Each line of the data that includes the string "задачи" is to be copied out.

## begin RECORDS FOR PROCESSING

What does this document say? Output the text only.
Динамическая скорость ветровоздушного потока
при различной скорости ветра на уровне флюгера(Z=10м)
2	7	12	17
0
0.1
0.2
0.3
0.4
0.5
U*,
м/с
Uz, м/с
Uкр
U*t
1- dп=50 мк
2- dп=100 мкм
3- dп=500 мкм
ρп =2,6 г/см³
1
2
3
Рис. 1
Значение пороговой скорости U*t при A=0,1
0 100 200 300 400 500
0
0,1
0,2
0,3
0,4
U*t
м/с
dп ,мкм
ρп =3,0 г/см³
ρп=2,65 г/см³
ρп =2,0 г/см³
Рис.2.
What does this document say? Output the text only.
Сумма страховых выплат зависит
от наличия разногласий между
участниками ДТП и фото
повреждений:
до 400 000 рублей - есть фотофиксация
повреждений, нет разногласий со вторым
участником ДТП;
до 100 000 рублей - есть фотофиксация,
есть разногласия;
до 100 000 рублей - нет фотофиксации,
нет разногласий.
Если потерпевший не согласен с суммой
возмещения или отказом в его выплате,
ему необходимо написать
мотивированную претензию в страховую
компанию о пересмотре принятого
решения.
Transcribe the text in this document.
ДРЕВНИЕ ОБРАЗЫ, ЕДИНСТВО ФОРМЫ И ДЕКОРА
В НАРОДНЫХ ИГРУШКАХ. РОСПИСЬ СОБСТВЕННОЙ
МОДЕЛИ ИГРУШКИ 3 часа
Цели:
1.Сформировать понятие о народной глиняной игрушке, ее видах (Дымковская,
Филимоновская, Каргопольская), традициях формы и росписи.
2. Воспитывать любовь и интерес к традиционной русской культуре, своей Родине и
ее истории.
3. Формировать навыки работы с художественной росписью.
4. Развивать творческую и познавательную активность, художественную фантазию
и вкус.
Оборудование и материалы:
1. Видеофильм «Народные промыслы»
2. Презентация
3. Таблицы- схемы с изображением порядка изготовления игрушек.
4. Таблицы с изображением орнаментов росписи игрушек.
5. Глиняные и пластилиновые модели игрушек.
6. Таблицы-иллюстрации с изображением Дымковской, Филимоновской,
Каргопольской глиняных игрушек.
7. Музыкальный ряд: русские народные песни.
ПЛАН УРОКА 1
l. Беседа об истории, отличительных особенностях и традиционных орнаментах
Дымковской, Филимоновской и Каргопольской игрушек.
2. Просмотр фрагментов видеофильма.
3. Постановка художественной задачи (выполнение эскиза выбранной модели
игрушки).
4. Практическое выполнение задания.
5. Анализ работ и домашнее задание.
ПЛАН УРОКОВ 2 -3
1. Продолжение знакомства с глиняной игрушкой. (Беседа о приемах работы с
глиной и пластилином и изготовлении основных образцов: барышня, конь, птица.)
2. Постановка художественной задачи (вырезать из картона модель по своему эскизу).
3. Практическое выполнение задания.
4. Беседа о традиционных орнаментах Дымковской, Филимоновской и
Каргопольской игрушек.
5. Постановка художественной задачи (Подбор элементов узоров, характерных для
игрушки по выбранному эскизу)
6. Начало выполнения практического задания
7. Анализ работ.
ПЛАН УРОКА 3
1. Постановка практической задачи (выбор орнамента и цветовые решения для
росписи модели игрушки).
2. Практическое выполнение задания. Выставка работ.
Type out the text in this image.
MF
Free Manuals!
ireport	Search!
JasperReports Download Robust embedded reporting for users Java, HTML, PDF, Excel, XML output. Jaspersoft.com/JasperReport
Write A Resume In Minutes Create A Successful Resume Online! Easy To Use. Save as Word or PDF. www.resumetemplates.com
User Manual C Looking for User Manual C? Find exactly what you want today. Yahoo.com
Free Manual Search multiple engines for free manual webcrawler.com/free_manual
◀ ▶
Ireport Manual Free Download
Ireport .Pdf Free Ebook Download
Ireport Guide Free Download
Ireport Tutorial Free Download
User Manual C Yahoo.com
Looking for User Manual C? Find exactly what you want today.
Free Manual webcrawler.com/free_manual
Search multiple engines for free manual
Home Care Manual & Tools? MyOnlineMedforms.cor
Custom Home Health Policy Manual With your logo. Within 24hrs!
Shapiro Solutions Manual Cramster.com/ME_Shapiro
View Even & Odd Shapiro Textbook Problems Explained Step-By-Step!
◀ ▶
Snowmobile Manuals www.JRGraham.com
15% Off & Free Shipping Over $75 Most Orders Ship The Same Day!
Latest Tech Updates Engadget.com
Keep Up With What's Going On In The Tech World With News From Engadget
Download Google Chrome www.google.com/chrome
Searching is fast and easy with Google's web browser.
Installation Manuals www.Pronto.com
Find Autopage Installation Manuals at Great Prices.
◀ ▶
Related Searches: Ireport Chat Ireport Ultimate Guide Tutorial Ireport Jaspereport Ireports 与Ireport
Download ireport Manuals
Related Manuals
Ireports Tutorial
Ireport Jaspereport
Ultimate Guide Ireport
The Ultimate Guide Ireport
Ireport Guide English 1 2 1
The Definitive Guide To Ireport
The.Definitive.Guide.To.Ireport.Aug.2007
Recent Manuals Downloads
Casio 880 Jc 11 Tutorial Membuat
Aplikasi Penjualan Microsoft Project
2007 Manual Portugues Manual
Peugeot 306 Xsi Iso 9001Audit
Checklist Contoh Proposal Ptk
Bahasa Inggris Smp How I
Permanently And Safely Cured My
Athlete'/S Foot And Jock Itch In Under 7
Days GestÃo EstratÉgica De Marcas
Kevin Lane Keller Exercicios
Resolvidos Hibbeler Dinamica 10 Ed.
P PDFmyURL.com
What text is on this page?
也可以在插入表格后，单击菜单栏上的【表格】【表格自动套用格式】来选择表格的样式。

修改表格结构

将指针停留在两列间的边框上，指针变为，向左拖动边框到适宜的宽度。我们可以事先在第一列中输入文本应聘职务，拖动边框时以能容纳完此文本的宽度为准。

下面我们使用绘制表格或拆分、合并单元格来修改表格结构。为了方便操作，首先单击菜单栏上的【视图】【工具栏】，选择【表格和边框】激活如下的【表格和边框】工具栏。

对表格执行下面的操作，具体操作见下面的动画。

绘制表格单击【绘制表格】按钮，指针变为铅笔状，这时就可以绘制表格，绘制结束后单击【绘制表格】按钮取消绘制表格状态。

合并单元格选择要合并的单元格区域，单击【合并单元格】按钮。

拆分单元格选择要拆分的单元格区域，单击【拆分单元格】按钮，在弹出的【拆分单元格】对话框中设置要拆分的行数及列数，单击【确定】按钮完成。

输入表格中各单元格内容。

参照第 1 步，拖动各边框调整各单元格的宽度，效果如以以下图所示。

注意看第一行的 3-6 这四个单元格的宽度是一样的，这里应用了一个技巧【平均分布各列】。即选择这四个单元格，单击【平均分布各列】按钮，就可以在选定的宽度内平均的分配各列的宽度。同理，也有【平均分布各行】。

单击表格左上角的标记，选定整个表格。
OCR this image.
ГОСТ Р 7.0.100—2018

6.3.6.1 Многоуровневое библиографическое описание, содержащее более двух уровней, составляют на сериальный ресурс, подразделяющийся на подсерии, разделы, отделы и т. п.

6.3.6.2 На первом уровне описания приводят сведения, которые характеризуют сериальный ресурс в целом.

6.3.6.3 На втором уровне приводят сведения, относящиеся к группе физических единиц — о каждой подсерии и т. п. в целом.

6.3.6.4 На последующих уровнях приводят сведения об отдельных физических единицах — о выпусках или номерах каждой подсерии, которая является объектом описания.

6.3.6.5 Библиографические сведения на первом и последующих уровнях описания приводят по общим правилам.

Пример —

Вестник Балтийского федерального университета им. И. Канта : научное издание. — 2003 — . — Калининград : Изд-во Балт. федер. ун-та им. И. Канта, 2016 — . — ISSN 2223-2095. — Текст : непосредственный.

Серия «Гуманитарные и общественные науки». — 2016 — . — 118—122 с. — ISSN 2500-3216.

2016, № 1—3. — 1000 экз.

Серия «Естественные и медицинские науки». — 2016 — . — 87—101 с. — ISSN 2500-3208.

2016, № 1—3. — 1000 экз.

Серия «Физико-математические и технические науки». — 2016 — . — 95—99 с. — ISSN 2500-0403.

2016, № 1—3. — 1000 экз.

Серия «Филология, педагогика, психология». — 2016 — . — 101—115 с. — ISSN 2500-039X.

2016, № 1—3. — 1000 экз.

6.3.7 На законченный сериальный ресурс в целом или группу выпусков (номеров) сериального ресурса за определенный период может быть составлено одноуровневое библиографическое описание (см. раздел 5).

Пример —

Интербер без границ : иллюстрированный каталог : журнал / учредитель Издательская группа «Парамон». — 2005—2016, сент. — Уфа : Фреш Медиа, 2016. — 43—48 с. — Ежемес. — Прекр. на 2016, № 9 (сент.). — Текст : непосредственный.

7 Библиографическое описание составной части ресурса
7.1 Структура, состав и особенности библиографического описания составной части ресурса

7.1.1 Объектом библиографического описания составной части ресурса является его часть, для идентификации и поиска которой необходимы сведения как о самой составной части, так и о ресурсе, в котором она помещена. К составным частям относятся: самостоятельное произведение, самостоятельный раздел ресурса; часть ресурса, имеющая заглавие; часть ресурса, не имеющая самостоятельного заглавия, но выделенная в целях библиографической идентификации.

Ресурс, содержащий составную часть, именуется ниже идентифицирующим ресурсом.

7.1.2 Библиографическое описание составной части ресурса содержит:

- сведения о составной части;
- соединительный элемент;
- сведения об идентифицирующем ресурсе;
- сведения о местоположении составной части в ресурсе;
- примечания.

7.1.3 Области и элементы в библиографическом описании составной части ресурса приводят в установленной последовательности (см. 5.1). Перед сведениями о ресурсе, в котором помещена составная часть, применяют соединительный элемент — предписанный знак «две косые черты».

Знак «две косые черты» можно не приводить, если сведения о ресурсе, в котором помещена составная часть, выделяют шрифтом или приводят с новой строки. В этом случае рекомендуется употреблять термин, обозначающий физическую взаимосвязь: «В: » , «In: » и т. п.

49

## end RECORDS FOR PROCESSING

• TASK ANSWER
3. Постановка художественной задачи (выполнение эскиза выбранной модели
2. Постановка художественной задачи (вырезать из картона модель по своему эскизу).
5. Постановка художественной задачи (Подбор элементов узоров, характерных для
1. Постановка практической задачи (выбор орнамента и цветовые решения для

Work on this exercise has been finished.